● What is expected: Every line that holds the string "System" is to be identified and copied.

◇ ◇ ◇ ◇ ◇

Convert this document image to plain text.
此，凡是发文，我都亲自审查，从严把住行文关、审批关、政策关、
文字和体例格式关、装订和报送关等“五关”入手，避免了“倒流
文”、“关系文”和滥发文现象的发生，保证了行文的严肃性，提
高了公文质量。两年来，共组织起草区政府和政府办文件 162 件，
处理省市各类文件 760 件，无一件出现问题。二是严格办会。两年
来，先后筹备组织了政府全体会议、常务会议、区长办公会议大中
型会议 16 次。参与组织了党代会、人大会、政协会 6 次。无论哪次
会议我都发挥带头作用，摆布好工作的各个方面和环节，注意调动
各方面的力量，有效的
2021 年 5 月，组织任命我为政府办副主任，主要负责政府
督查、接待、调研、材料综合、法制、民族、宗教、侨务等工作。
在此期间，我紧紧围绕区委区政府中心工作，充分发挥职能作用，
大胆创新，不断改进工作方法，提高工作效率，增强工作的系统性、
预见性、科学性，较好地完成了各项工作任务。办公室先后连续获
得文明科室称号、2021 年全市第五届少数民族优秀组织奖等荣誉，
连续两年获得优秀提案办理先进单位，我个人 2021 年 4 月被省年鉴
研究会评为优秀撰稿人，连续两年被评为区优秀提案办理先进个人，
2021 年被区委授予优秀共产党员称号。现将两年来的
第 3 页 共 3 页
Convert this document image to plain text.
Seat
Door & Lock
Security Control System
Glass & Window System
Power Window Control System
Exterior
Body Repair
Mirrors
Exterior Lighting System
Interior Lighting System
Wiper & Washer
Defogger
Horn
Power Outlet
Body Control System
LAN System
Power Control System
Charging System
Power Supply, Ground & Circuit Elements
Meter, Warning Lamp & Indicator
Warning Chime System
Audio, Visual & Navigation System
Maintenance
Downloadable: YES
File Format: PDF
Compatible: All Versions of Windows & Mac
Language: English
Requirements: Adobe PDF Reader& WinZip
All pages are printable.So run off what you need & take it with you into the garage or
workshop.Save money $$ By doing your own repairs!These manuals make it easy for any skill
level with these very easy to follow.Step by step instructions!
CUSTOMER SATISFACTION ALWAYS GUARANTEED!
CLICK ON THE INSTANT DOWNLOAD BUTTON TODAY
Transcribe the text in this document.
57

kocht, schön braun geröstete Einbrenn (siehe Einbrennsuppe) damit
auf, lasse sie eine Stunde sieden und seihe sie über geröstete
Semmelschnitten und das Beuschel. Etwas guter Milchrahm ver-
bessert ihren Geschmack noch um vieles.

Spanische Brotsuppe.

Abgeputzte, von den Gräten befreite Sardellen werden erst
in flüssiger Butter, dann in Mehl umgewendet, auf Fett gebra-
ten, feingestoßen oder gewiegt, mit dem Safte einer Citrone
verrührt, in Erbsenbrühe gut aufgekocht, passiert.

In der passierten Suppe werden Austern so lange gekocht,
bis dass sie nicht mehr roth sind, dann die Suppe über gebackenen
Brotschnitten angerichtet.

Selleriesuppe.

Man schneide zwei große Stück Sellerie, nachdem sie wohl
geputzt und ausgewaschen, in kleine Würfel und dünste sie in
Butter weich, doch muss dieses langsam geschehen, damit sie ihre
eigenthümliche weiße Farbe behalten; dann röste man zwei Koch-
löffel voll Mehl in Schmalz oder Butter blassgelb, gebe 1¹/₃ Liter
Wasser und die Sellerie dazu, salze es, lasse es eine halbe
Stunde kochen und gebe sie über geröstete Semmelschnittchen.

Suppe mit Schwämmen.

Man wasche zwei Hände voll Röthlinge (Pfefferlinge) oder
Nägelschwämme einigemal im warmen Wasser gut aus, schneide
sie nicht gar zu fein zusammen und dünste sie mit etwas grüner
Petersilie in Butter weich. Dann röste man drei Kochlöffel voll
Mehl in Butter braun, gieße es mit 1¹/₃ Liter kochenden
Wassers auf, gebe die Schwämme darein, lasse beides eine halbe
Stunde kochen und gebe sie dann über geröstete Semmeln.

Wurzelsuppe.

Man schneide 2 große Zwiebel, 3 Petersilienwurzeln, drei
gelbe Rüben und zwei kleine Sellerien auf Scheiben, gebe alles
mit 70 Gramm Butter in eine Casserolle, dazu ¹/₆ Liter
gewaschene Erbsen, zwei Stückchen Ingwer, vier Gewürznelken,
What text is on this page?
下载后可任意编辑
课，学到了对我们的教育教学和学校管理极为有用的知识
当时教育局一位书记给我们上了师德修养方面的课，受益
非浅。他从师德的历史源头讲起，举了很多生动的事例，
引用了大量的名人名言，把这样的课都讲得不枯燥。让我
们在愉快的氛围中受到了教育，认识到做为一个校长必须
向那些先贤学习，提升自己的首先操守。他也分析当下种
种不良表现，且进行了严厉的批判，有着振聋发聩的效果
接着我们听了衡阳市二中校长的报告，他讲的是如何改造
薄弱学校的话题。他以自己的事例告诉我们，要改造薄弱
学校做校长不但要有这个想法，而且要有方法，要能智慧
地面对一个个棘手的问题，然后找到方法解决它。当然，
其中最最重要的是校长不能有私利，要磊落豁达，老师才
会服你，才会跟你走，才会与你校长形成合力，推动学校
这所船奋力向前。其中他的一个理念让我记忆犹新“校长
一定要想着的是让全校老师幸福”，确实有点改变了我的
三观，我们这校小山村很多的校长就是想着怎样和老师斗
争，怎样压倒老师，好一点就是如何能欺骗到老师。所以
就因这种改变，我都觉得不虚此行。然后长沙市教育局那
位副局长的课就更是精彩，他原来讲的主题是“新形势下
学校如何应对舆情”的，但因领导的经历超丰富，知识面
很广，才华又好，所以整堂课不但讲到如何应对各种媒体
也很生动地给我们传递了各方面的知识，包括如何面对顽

◇ ◇ ◇ ◇ ◇

● Written response:
Security Control System
Glass & Window System
Power Window Control System
Exterior Lighting System
Interior Lighting System
Body Control System
LAN System
Power Control System
Charging System
Warning Chime System
Audio, Visual & Navigation System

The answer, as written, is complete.